— Begin Record extracts —

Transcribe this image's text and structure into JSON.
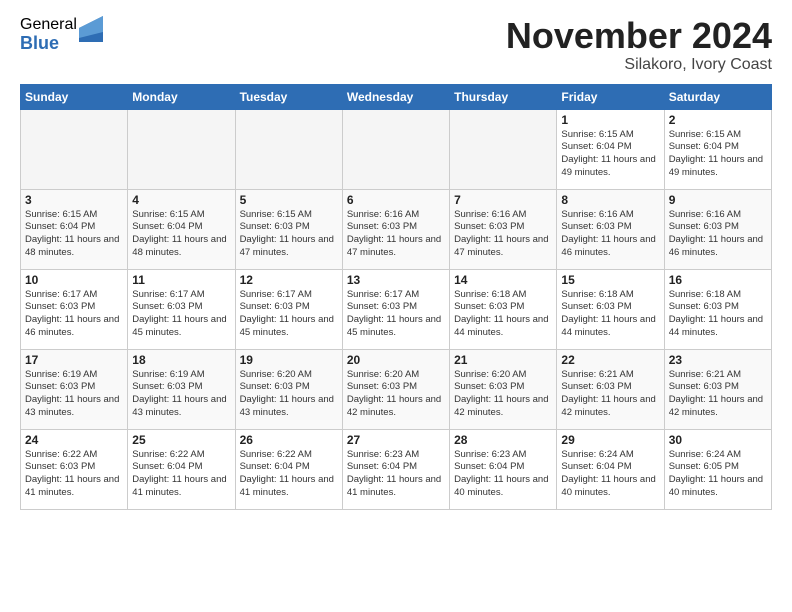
{
  "logo": {
    "general": "General",
    "blue": "Blue"
  },
  "title": "November 2024",
  "subtitle": "Silakoro, Ivory Coast",
  "days_of_week": [
    "Sunday",
    "Monday",
    "Tuesday",
    "Wednesday",
    "Thursday",
    "Friday",
    "Saturday"
  ],
  "weeks": [
    [
      {
        "day": "",
        "info": ""
      },
      {
        "day": "",
        "info": ""
      },
      {
        "day": "",
        "info": ""
      },
      {
        "day": "",
        "info": ""
      },
      {
        "day": "",
        "info": ""
      },
      {
        "day": "1",
        "info": "Sunrise: 6:15 AM\nSunset: 6:04 PM\nDaylight: 11 hours and 49 minutes."
      },
      {
        "day": "2",
        "info": "Sunrise: 6:15 AM\nSunset: 6:04 PM\nDaylight: 11 hours and 49 minutes."
      }
    ],
    [
      {
        "day": "3",
        "info": "Sunrise: 6:15 AM\nSunset: 6:04 PM\nDaylight: 11 hours and 48 minutes."
      },
      {
        "day": "4",
        "info": "Sunrise: 6:15 AM\nSunset: 6:04 PM\nDaylight: 11 hours and 48 minutes."
      },
      {
        "day": "5",
        "info": "Sunrise: 6:15 AM\nSunset: 6:03 PM\nDaylight: 11 hours and 47 minutes."
      },
      {
        "day": "6",
        "info": "Sunrise: 6:16 AM\nSunset: 6:03 PM\nDaylight: 11 hours and 47 minutes."
      },
      {
        "day": "7",
        "info": "Sunrise: 6:16 AM\nSunset: 6:03 PM\nDaylight: 11 hours and 47 minutes."
      },
      {
        "day": "8",
        "info": "Sunrise: 6:16 AM\nSunset: 6:03 PM\nDaylight: 11 hours and 46 minutes."
      },
      {
        "day": "9",
        "info": "Sunrise: 6:16 AM\nSunset: 6:03 PM\nDaylight: 11 hours and 46 minutes."
      }
    ],
    [
      {
        "day": "10",
        "info": "Sunrise: 6:17 AM\nSunset: 6:03 PM\nDaylight: 11 hours and 46 minutes."
      },
      {
        "day": "11",
        "info": "Sunrise: 6:17 AM\nSunset: 6:03 PM\nDaylight: 11 hours and 45 minutes."
      },
      {
        "day": "12",
        "info": "Sunrise: 6:17 AM\nSunset: 6:03 PM\nDaylight: 11 hours and 45 minutes."
      },
      {
        "day": "13",
        "info": "Sunrise: 6:17 AM\nSunset: 6:03 PM\nDaylight: 11 hours and 45 minutes."
      },
      {
        "day": "14",
        "info": "Sunrise: 6:18 AM\nSunset: 6:03 PM\nDaylight: 11 hours and 44 minutes."
      },
      {
        "day": "15",
        "info": "Sunrise: 6:18 AM\nSunset: 6:03 PM\nDaylight: 11 hours and 44 minutes."
      },
      {
        "day": "16",
        "info": "Sunrise: 6:18 AM\nSunset: 6:03 PM\nDaylight: 11 hours and 44 minutes."
      }
    ],
    [
      {
        "day": "17",
        "info": "Sunrise: 6:19 AM\nSunset: 6:03 PM\nDaylight: 11 hours and 43 minutes."
      },
      {
        "day": "18",
        "info": "Sunrise: 6:19 AM\nSunset: 6:03 PM\nDaylight: 11 hours and 43 minutes."
      },
      {
        "day": "19",
        "info": "Sunrise: 6:20 AM\nSunset: 6:03 PM\nDaylight: 11 hours and 43 minutes."
      },
      {
        "day": "20",
        "info": "Sunrise: 6:20 AM\nSunset: 6:03 PM\nDaylight: 11 hours and 42 minutes."
      },
      {
        "day": "21",
        "info": "Sunrise: 6:20 AM\nSunset: 6:03 PM\nDaylight: 11 hours and 42 minutes."
      },
      {
        "day": "22",
        "info": "Sunrise: 6:21 AM\nSunset: 6:03 PM\nDaylight: 11 hours and 42 minutes."
      },
      {
        "day": "23",
        "info": "Sunrise: 6:21 AM\nSunset: 6:03 PM\nDaylight: 11 hours and 42 minutes."
      }
    ],
    [
      {
        "day": "24",
        "info": "Sunrise: 6:22 AM\nSunset: 6:03 PM\nDaylight: 11 hours and 41 minutes."
      },
      {
        "day": "25",
        "info": "Sunrise: 6:22 AM\nSunset: 6:04 PM\nDaylight: 11 hours and 41 minutes."
      },
      {
        "day": "26",
        "info": "Sunrise: 6:22 AM\nSunset: 6:04 PM\nDaylight: 11 hours and 41 minutes."
      },
      {
        "day": "27",
        "info": "Sunrise: 6:23 AM\nSunset: 6:04 PM\nDaylight: 11 hours and 41 minutes."
      },
      {
        "day": "28",
        "info": "Sunrise: 6:23 AM\nSunset: 6:04 PM\nDaylight: 11 hours and 40 minutes."
      },
      {
        "day": "29",
        "info": "Sunrise: 6:24 AM\nSunset: 6:04 PM\nDaylight: 11 hours and 40 minutes."
      },
      {
        "day": "30",
        "info": "Sunrise: 6:24 AM\nSunset: 6:05 PM\nDaylight: 11 hours and 40 minutes."
      }
    ]
  ]
}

— End Record extracts —

Quote every record above exactly, leaving out any pictures.

**Solution to this exercise**
Transcribe this image's text and structure into JSON.
{
  "logo": {
    "general": "General",
    "blue": "Blue"
  },
  "title": "November 2024",
  "subtitle": "Silakoro, Ivory Coast",
  "days_of_week": [
    "Sunday",
    "Monday",
    "Tuesday",
    "Wednesday",
    "Thursday",
    "Friday",
    "Saturday"
  ],
  "weeks": [
    [
      {
        "day": "",
        "info": ""
      },
      {
        "day": "",
        "info": ""
      },
      {
        "day": "",
        "info": ""
      },
      {
        "day": "",
        "info": ""
      },
      {
        "day": "",
        "info": ""
      },
      {
        "day": "1",
        "info": "Sunrise: 6:15 AM\nSunset: 6:04 PM\nDaylight: 11 hours and 49 minutes."
      },
      {
        "day": "2",
        "info": "Sunrise: 6:15 AM\nSunset: 6:04 PM\nDaylight: 11 hours and 49 minutes."
      }
    ],
    [
      {
        "day": "3",
        "info": "Sunrise: 6:15 AM\nSunset: 6:04 PM\nDaylight: 11 hours and 48 minutes."
      },
      {
        "day": "4",
        "info": "Sunrise: 6:15 AM\nSunset: 6:04 PM\nDaylight: 11 hours and 48 minutes."
      },
      {
        "day": "5",
        "info": "Sunrise: 6:15 AM\nSunset: 6:03 PM\nDaylight: 11 hours and 47 minutes."
      },
      {
        "day": "6",
        "info": "Sunrise: 6:16 AM\nSunset: 6:03 PM\nDaylight: 11 hours and 47 minutes."
      },
      {
        "day": "7",
        "info": "Sunrise: 6:16 AM\nSunset: 6:03 PM\nDaylight: 11 hours and 47 minutes."
      },
      {
        "day": "8",
        "info": "Sunrise: 6:16 AM\nSunset: 6:03 PM\nDaylight: 11 hours and 46 minutes."
      },
      {
        "day": "9",
        "info": "Sunrise: 6:16 AM\nSunset: 6:03 PM\nDaylight: 11 hours and 46 minutes."
      }
    ],
    [
      {
        "day": "10",
        "info": "Sunrise: 6:17 AM\nSunset: 6:03 PM\nDaylight: 11 hours and 46 minutes."
      },
      {
        "day": "11",
        "info": "Sunrise: 6:17 AM\nSunset: 6:03 PM\nDaylight: 11 hours and 45 minutes."
      },
      {
        "day": "12",
        "info": "Sunrise: 6:17 AM\nSunset: 6:03 PM\nDaylight: 11 hours and 45 minutes."
      },
      {
        "day": "13",
        "info": "Sunrise: 6:17 AM\nSunset: 6:03 PM\nDaylight: 11 hours and 45 minutes."
      },
      {
        "day": "14",
        "info": "Sunrise: 6:18 AM\nSunset: 6:03 PM\nDaylight: 11 hours and 44 minutes."
      },
      {
        "day": "15",
        "info": "Sunrise: 6:18 AM\nSunset: 6:03 PM\nDaylight: 11 hours and 44 minutes."
      },
      {
        "day": "16",
        "info": "Sunrise: 6:18 AM\nSunset: 6:03 PM\nDaylight: 11 hours and 44 minutes."
      }
    ],
    [
      {
        "day": "17",
        "info": "Sunrise: 6:19 AM\nSunset: 6:03 PM\nDaylight: 11 hours and 43 minutes."
      },
      {
        "day": "18",
        "info": "Sunrise: 6:19 AM\nSunset: 6:03 PM\nDaylight: 11 hours and 43 minutes."
      },
      {
        "day": "19",
        "info": "Sunrise: 6:20 AM\nSunset: 6:03 PM\nDaylight: 11 hours and 43 minutes."
      },
      {
        "day": "20",
        "info": "Sunrise: 6:20 AM\nSunset: 6:03 PM\nDaylight: 11 hours and 42 minutes."
      },
      {
        "day": "21",
        "info": "Sunrise: 6:20 AM\nSunset: 6:03 PM\nDaylight: 11 hours and 42 minutes."
      },
      {
        "day": "22",
        "info": "Sunrise: 6:21 AM\nSunset: 6:03 PM\nDaylight: 11 hours and 42 minutes."
      },
      {
        "day": "23",
        "info": "Sunrise: 6:21 AM\nSunset: 6:03 PM\nDaylight: 11 hours and 42 minutes."
      }
    ],
    [
      {
        "day": "24",
        "info": "Sunrise: 6:22 AM\nSunset: 6:03 PM\nDaylight: 11 hours and 41 minutes."
      },
      {
        "day": "25",
        "info": "Sunrise: 6:22 AM\nSunset: 6:04 PM\nDaylight: 11 hours and 41 minutes."
      },
      {
        "day": "26",
        "info": "Sunrise: 6:22 AM\nSunset: 6:04 PM\nDaylight: 11 hours and 41 minutes."
      },
      {
        "day": "27",
        "info": "Sunrise: 6:23 AM\nSunset: 6:04 PM\nDaylight: 11 hours and 41 minutes."
      },
      {
        "day": "28",
        "info": "Sunrise: 6:23 AM\nSunset: 6:04 PM\nDaylight: 11 hours and 40 minutes."
      },
      {
        "day": "29",
        "info": "Sunrise: 6:24 AM\nSunset: 6:04 PM\nDaylight: 11 hours and 40 minutes."
      },
      {
        "day": "30",
        "info": "Sunrise: 6:24 AM\nSunset: 6:05 PM\nDaylight: 11 hours and 40 minutes."
      }
    ]
  ]
}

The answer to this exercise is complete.